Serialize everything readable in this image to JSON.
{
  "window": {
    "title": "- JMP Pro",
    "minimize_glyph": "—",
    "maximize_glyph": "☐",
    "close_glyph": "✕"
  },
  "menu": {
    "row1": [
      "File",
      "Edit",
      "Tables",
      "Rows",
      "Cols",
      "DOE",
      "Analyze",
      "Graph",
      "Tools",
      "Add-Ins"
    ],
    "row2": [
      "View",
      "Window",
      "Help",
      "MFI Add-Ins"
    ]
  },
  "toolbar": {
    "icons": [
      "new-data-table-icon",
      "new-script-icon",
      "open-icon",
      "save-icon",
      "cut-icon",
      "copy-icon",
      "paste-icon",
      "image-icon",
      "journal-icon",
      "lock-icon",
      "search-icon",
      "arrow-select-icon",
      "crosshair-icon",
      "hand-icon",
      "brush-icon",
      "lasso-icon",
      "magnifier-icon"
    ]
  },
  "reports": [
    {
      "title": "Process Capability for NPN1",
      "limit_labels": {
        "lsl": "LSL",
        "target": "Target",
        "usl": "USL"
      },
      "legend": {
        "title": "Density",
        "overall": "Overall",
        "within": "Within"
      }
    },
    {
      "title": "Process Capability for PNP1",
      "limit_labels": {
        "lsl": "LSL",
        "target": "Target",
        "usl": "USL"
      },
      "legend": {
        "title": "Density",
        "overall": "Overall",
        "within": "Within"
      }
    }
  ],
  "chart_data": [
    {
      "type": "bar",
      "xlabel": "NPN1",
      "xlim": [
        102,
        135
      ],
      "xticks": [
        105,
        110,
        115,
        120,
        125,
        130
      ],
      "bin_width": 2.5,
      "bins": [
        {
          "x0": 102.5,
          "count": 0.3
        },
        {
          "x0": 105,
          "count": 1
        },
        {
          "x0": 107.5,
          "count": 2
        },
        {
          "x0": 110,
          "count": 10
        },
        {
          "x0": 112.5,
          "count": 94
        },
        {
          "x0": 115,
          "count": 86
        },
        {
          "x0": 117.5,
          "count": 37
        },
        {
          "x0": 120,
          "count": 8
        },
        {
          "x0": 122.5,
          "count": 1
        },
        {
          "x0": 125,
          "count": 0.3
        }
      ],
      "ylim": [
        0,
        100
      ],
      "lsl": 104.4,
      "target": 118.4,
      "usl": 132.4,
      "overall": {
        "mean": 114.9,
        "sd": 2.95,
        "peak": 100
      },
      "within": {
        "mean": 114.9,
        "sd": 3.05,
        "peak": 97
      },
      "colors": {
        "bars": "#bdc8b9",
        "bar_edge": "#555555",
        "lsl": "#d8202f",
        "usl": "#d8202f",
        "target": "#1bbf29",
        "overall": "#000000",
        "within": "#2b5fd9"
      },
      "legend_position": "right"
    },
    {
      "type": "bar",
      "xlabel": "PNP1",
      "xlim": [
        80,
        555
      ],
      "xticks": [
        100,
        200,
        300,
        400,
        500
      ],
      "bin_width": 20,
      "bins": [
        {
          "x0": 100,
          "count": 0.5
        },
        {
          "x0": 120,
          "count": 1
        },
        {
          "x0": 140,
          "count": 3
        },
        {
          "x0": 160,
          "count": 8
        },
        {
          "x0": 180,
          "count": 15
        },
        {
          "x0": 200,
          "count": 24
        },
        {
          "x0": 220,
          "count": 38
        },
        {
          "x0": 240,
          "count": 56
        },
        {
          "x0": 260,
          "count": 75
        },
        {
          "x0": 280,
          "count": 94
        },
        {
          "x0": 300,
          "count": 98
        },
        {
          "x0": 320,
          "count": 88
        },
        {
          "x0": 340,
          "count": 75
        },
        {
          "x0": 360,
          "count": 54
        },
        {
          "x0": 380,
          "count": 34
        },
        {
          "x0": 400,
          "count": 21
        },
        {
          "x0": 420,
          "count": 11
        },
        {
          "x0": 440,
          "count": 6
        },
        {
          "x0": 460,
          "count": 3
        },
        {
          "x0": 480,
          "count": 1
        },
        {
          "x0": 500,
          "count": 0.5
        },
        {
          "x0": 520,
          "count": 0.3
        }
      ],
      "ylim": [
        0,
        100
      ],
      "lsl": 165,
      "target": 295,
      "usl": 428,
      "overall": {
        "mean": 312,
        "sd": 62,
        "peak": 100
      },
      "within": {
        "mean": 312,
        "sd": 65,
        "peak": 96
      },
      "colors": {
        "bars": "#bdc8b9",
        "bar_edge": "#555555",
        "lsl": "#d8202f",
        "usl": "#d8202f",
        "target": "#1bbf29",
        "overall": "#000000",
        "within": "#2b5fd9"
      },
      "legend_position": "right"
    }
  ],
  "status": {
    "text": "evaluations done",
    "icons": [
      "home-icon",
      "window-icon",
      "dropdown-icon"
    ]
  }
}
####
**Task prompt:** Repeat the entries exactly, all of them.

**The answer:**
Serialize everything readable in this image to JSON.
{
  "window": {
    "title": "- JMP Pro",
    "minimize_glyph": "—",
    "maximize_glyph": "☐",
    "close_glyph": "✕"
  },
  "menu": {
    "row1": [
      "File",
      "Edit",
      "Tables",
      "Rows",
      "Cols",
      "DOE",
      "Analyze",
      "Graph",
      "Tools",
      "Add-Ins"
    ],
    "row2": [
      "View",
      "Window",
      "Help",
      "MFI Add-Ins"
    ]
  },
  "toolbar": {
    "icons": [
      "new-data-table-icon",
      "new-script-icon",
      "open-icon",
      "save-icon",
      "cut-icon",
      "copy-icon",
      "paste-icon",
      "image-icon",
      "journal-icon",
      "lock-icon",
      "search-icon",
      "arrow-select-icon",
      "crosshair-icon",
      "hand-icon",
      "brush-icon",
      "lasso-icon",
      "magnifier-icon"
    ]
  },
  "reports": [
    {
      "title": "Process Capability for NPN1",
      "limit_labels": {
        "lsl": "LSL",
        "target": "Target",
        "usl": "USL"
      },
      "legend": {
        "title": "Density",
        "overall": "Overall",
        "within": "Within"
      }
    },
    {
      "title": "Process Capability for PNP1",
      "limit_labels": {
        "lsl": "LSL",
        "target": "Target",
        "usl": "USL"
      },
      "legend": {
        "title": "Density",
        "overall": "Overall",
        "within": "Within"
      }
    }
  ],
  "chart_data": [
    {
      "type": "bar",
      "xlabel": "NPN1",
      "xlim": [
        102,
        135
      ],
      "xticks": [
        105,
        110,
        115,
        120,
        125,
        130
      ],
      "bin_width": 2.5,
      "bins": [
        {
          "x0": 102.5,
          "count": 0.3
        },
        {
          "x0": 105,
          "count": 1
        },
        {
          "x0": 107.5,
          "count": 2
        },
        {
          "x0": 110,
          "count": 10
        },
        {
          "x0": 112.5,
          "count": 94
        },
        {
          "x0": 115,
          "count": 86
        },
        {
          "x0": 117.5,
          "count": 37
        },
        {
          "x0": 120,
          "count": 8
        },
        {
          "x0": 122.5,
          "count": 1
        },
        {
          "x0": 125,
          "count": 0.3
        }
      ],
      "ylim": [
        0,
        100
      ],
      "lsl": 104.4,
      "target": 118.4,
      "usl": 132.4,
      "overall": {
        "mean": 114.9,
        "sd": 2.95,
        "peak": 100
      },
      "within": {
        "mean": 114.9,
        "sd": 3.05,
        "peak": 97
      },
      "colors": {
        "bars": "#bdc8b9",
        "bar_edge": "#555555",
        "lsl": "#d8202f",
        "usl": "#d8202f",
        "target": "#1bbf29",
        "overall": "#000000",
        "within": "#2b5fd9"
      },
      "legend_position": "right"
    },
    {
      "type": "bar",
      "xlabel": "PNP1",
      "xlim": [
        80,
        555
      ],
      "xticks": [
        100,
        200,
        300,
        400,
        500
      ],
      "bin_width": 20,
      "bins": [
        {
          "x0": 100,
          "count": 0.5
        },
        {
          "x0": 120,
          "count": 1
        },
        {
          "x0": 140,
          "count": 3
        },
        {
          "x0": 160,
          "count": 8
        },
        {
          "x0": 180,
          "count": 15
        },
        {
          "x0": 200,
          "count": 24
        },
        {
          "x0": 220,
          "count": 38
        },
        {
          "x0": 240,
          "count": 56
        },
        {
          "x0": 260,
          "count": 75
        },
        {
          "x0": 280,
          "count": 94
        },
        {
          "x0": 300,
          "count": 98
        },
        {
          "x0": 320,
          "count": 88
        },
        {
          "x0": 340,
          "count": 75
        },
        {
          "x0": 360,
          "count": 54
        },
        {
          "x0": 380,
          "count": 34
        },
        {
          "x0": 400,
          "count": 21
        },
        {
          "x0": 420,
          "count": 11
        },
        {
          "x0": 440,
          "count": 6
        },
        {
          "x0": 460,
          "count": 3
        },
        {
          "x0": 480,
          "count": 1
        },
        {
          "x0": 500,
          "count": 0.5
        },
        {
          "x0": 520,
          "count": 0.3
        }
      ],
      "ylim": [
        0,
        100
      ],
      "lsl": 165,
      "target": 295,
      "usl": 428,
      "overall": {
        "mean": 312,
        "sd": 62,
        "peak": 100
      },
      "within": {
        "mean": 312,
        "sd": 65,
        "peak": 96
      },
      "colors": {
        "bars": "#bdc8b9",
        "bar_edge": "#555555",
        "lsl": "#d8202f",
        "usl": "#d8202f",
        "target": "#1bbf29",
        "overall": "#000000",
        "within": "#2b5fd9"
      },
      "legend_position": "right"
    }
  ],
  "status": {
    "text": "evaluations done",
    "icons": [
      "home-icon",
      "window-icon",
      "dropdown-icon"
    ]
  }
}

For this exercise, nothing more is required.